Collected data entries
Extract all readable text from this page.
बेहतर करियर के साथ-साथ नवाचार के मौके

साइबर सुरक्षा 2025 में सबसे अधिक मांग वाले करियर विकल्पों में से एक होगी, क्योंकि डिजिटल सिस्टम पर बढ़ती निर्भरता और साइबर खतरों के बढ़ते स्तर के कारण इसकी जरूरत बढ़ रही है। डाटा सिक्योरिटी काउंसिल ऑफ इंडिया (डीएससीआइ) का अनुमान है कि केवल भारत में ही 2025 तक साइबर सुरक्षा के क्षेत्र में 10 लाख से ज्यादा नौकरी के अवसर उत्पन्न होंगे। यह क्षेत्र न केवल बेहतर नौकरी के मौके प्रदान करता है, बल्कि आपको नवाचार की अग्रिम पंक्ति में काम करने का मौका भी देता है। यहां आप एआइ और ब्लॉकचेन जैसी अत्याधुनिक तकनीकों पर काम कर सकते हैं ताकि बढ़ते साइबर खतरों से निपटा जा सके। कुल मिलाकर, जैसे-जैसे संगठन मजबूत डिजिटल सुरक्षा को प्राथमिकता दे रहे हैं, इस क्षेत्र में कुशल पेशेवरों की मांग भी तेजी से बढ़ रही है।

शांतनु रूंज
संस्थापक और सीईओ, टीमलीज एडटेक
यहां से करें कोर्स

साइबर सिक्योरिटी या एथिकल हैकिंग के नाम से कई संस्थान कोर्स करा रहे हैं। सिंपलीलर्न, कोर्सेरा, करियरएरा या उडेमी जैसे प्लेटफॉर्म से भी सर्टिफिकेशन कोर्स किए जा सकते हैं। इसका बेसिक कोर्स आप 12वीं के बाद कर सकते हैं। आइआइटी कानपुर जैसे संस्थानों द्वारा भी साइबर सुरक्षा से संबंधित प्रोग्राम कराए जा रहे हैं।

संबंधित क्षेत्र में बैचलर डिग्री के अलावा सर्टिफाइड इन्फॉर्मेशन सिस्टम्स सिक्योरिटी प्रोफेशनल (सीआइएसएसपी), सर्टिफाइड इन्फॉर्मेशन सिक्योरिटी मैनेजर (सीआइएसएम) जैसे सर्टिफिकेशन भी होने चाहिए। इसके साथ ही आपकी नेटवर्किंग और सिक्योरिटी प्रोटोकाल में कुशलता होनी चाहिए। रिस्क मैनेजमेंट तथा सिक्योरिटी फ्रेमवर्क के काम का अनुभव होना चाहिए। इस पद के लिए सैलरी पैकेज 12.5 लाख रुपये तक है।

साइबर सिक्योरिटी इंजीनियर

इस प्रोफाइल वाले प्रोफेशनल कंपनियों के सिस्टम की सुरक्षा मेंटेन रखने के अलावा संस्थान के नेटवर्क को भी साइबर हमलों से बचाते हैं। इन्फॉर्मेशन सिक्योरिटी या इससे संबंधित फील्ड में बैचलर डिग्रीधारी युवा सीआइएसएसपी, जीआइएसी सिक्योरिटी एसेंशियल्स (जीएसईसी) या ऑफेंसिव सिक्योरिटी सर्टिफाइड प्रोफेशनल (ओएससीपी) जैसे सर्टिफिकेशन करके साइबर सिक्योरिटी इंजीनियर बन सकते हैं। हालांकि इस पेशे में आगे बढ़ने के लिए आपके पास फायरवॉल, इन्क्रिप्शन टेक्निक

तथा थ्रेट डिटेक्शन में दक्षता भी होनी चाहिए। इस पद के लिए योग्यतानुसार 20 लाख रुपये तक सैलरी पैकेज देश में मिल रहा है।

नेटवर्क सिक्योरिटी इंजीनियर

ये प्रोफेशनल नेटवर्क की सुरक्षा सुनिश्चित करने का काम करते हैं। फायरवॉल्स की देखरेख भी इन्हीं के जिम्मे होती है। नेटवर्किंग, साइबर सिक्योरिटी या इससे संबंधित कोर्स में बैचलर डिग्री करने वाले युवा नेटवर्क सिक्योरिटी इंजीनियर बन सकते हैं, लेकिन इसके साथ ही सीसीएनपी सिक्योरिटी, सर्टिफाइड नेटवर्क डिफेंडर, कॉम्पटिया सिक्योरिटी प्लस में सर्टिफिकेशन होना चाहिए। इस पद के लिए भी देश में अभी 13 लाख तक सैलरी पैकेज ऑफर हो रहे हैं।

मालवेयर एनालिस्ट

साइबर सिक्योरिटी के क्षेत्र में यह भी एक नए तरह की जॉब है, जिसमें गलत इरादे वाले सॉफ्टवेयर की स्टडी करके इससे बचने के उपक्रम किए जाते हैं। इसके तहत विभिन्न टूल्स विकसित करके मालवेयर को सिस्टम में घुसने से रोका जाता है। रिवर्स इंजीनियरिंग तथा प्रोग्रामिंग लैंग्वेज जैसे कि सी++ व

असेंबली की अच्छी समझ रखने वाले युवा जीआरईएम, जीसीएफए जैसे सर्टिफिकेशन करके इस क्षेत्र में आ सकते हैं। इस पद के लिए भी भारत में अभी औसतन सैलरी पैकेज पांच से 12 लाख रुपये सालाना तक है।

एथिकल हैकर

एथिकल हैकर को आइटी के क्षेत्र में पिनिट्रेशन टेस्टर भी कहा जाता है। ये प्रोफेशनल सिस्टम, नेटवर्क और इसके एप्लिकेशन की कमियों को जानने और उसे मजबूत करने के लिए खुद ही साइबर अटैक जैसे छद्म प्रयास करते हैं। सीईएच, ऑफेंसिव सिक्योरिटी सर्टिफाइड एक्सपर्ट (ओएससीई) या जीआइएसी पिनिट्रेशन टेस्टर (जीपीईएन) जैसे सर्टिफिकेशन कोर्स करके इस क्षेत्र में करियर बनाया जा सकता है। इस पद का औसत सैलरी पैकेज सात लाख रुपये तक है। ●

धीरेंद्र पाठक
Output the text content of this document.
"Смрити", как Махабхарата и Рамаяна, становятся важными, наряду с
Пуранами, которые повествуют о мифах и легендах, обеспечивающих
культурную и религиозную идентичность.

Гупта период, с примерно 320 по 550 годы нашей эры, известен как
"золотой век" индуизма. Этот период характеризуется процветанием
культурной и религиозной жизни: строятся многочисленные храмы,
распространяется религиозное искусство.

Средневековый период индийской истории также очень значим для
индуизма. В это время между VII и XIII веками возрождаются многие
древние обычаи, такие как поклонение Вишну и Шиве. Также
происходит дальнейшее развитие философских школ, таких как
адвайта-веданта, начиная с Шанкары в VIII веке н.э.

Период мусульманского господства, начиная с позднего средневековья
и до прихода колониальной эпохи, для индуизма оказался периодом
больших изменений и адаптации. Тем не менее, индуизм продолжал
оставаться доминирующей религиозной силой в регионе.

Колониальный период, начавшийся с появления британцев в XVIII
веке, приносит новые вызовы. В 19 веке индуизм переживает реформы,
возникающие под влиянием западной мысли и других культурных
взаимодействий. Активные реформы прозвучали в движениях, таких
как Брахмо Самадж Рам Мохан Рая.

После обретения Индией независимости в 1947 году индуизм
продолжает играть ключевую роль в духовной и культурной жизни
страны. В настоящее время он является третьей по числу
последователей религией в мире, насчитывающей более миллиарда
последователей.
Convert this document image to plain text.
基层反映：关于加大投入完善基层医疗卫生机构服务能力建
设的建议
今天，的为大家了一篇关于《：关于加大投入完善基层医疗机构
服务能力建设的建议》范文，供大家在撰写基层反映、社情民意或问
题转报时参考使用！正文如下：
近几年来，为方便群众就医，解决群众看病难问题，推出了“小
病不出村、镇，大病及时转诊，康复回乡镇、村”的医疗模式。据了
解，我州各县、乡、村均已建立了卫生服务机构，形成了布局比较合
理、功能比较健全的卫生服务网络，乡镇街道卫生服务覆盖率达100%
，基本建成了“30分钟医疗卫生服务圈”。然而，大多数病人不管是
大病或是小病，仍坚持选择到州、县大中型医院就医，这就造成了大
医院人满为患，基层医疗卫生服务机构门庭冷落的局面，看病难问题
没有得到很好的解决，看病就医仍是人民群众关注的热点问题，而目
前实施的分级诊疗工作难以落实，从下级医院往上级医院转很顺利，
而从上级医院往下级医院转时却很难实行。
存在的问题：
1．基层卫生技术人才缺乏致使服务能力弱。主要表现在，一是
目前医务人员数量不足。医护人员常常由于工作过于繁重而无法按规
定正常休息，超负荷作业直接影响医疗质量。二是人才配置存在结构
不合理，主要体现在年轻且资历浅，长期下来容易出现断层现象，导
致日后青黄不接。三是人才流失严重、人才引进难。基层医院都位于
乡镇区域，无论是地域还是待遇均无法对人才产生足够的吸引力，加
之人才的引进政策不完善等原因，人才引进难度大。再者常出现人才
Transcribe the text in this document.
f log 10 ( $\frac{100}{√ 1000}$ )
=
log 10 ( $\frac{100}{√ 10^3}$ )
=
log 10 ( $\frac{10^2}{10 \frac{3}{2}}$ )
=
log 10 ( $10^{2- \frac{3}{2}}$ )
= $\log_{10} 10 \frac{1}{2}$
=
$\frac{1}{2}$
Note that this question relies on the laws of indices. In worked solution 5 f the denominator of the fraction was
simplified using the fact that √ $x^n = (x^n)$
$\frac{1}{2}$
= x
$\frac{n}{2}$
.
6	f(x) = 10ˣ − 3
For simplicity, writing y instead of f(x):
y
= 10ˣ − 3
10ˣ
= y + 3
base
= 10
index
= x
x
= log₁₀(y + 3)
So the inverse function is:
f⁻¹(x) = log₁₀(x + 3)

Written problem: Starting from the line containing "Convert this document image to plain text.", repeat each line through the end of the entries, exactly.

Full solution:
Convert this document image to plain text.
基层反映：关于加大投入完善基层医疗卫生机构服务能力建
设的建议
今天，的为大家了一篇关于《：关于加大投入完善基层医疗机构
服务能力建设的建议》范文，供大家在撰写基层反映、社情民意或问
题转报时参考使用！正文如下：
近几年来，为方便群众就医，解决群众看病难问题，推出了“小
病不出村、镇，大病及时转诊，康复回乡镇、村”的医疗模式。据了
解，我州各县、乡、村均已建立了卫生服务机构，形成了布局比较合
理、功能比较健全的卫生服务网络，乡镇街道卫生服务覆盖率达100%
，基本建成了“30分钟医疗卫生服务圈”。然而，大多数病人不管是
大病或是小病，仍坚持选择到州、县大中型医院就医，这就造成了大
医院人满为患，基层医疗卫生服务机构门庭冷落的局面，看病难问题
没有得到很好的解决，看病就医仍是人民群众关注的热点问题，而目
前实施的分级诊疗工作难以落实，从下级医院往上级医院转很顺利，
而从上级医院往下级医院转时却很难实行。
存在的问题：
1．基层卫生技术人才缺乏致使服务能力弱。主要表现在，一是
目前医务人员数量不足。医护人员常常由于工作过于繁重而无法按规
定正常休息，超负荷作业直接影响医疗质量。二是人才配置存在结构
不合理，主要体现在年轻且资历浅，长期下来容易出现断层现象，导
致日后青黄不接。三是人才流失严重、人才引进难。基层医院都位于
乡镇区域，无论是地域还是待遇均无法对人才产生足够的吸引力，加
之人才的引进政策不完善等原因，人才引进难度大。再者常出现人才
Transcribe the text in this document.
f log 10 ( $\frac{100}{√ 1000}$ )
=
log 10 ( $\frac{100}{√ 10^3}$ )
=
log 10 ( $\frac{10^2}{10 \frac{3}{2}}$ )
=
log 10 ( $10^{2- \frac{3}{2}}$ )
= $\log_{10} 10 \frac{1}{2}$
=
$\frac{1}{2}$
Note that this question relies on the laws of indices. In worked solution 5 f the denominator of the fraction was
simplified using the fact that √ $x^n = (x^n)$
$\frac{1}{2}$
= x
$\frac{n}{2}$
.
6	f(x) = 10ˣ − 3
For simplicity, writing y instead of f(x):
y
= 10ˣ − 3
10ˣ
= y + 3
base
= 10
index
= x
x
= log₁₀(y + 3)
So the inverse function is:
f⁻¹(x) = log₁₀(x + 3)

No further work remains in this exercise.